→ **Problem requirements**
Output all records precisely as written.

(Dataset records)
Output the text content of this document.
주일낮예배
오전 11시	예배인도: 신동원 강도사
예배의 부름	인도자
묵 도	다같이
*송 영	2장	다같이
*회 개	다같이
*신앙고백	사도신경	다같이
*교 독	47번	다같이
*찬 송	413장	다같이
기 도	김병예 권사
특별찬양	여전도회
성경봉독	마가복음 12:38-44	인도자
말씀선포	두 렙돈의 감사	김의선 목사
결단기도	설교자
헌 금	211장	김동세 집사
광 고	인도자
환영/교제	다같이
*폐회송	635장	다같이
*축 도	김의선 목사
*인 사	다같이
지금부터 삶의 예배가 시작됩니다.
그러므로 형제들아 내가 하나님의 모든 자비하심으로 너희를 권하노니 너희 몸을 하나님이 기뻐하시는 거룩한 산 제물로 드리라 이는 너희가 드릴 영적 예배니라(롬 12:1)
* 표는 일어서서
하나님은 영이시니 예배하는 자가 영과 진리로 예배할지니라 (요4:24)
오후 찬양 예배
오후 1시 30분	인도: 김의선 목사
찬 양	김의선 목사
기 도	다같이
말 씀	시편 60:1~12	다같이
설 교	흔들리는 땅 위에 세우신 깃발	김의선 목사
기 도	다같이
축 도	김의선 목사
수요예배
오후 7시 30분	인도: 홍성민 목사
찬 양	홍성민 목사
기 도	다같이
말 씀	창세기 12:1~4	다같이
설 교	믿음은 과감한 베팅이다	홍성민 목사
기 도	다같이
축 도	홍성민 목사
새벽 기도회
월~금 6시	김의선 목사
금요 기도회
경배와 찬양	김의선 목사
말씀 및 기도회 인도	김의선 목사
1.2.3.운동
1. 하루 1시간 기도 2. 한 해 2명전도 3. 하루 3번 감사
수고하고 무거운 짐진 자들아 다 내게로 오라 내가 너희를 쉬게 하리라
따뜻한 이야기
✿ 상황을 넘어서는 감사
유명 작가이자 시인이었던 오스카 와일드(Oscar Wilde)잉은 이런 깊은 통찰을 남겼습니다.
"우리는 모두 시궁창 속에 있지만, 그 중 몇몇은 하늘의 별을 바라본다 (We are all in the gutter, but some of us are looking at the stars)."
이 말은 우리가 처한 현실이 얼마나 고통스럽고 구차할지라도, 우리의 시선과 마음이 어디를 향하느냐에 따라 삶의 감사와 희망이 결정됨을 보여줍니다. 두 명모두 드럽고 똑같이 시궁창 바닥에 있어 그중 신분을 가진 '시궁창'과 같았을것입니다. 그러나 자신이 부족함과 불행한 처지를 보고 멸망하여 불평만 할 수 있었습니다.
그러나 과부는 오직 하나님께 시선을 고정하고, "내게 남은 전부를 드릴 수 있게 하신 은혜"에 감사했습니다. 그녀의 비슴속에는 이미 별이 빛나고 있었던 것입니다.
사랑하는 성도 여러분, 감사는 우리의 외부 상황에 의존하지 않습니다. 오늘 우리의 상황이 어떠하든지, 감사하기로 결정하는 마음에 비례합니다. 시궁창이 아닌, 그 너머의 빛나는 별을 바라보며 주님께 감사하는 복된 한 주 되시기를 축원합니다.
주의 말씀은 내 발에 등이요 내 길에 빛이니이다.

→ **Reply to the exercise**
Output the text content of this document.
주일낮예배
오전 11시	예배인도: 신동원 강도사
예배의 부름	인도자
묵 도	다같이
*송 영	2장	다같이
*회 개	다같이
*신앙고백	사도신경	다같이
*교 독	47번	다같이
*찬 송	413장	다같이
기 도	김병예 권사
특별찬양	여전도회
성경봉독	마가복음 12:38-44	인도자
말씀선포	두 렙돈의 감사	김의선 목사
결단기도	설교자
헌 금	211장	김동세 집사
광 고	인도자
환영/교제	다같이
*폐회송	635장	다같이
*축 도	김의선 목사
*인 사	다같이
지금부터 삶의 예배가 시작됩니다.
그러므로 형제들아 내가 하나님의 모든 자비하심으로 너희를 권하노니 너희 몸을 하나님이 기뻐하시는 거룩한 산 제물로 드리라 이는 너희가 드릴 영적 예배니라(롬 12:1)
* 표는 일어서서
하나님은 영이시니 예배하는 자가 영과 진리로 예배할지니라 (요4:24)
오후 찬양 예배
오후 1시 30분	인도: 김의선 목사
찬 양	김의선 목사
기 도	다같이
말 씀	시편 60:1~12	다같이
설 교	흔들리는 땅 위에 세우신 깃발	김의선 목사
기 도	다같이
축 도	김의선 목사
수요예배
오후 7시 30분	인도: 홍성민 목사
찬 양	홍성민 목사
기 도	다같이
말 씀	창세기 12:1~4	다같이
설 교	믿음은 과감한 베팅이다	홍성민 목사
기 도	다같이
축 도	홍성민 목사
새벽 기도회
월~금 6시	김의선 목사
금요 기도회
경배와 찬양	김의선 목사
말씀 및 기도회 인도	김의선 목사
1.2.3.운동
1. 하루 1시간 기도 2. 한 해 2명전도 3. 하루 3번 감사
수고하고 무거운 짐진 자들아 다 내게로 오라 내가 너희를 쉬게 하리라
따뜻한 이야기
✿ 상황을 넘어서는 감사
유명 작가이자 시인이었던 오스카 와일드(Oscar Wilde)잉은 이런 깊은 통찰을 남겼습니다.
"우리는 모두 시궁창 속에 있지만, 그 중 몇몇은 하늘의 별을 바라본다 (We are all in the gutter, but some of us are looking at the stars)."
이 말은 우리가 처한 현실이 얼마나 고통스럽고 구차할지라도, 우리의 시선과 마음이 어디를 향하느냐에 따라 삶의 감사와 희망이 결정됨을 보여줍니다. 두 명모두 드럽고 똑같이 시궁창 바닥에 있어 그중 신분을 가진 '시궁창'과 같았을것입니다. 그러나 자신이 부족함과 불행한 처지를 보고 멸망하여 불평만 할 수 있었습니다.
그러나 과부는 오직 하나님께 시선을 고정하고, "내게 남은 전부를 드릴 수 있게 하신 은혜"에 감사했습니다. 그녀의 비슴속에는 이미 별이 빛나고 있었던 것입니다.
사랑하는 성도 여러분, 감사는 우리의 외부 상황에 의존하지 않습니다. 오늘 우리의 상황이 어떠하든지, 감사하기로 결정하는 마음에 비례합니다. 시궁창이 아닌, 그 너머의 빛나는 별을 바라보며 주님께 감사하는 복된 한 주 되시기를 축원합니다.
주의 말씀은 내 발에 등이요 내 길에 빛이니이다.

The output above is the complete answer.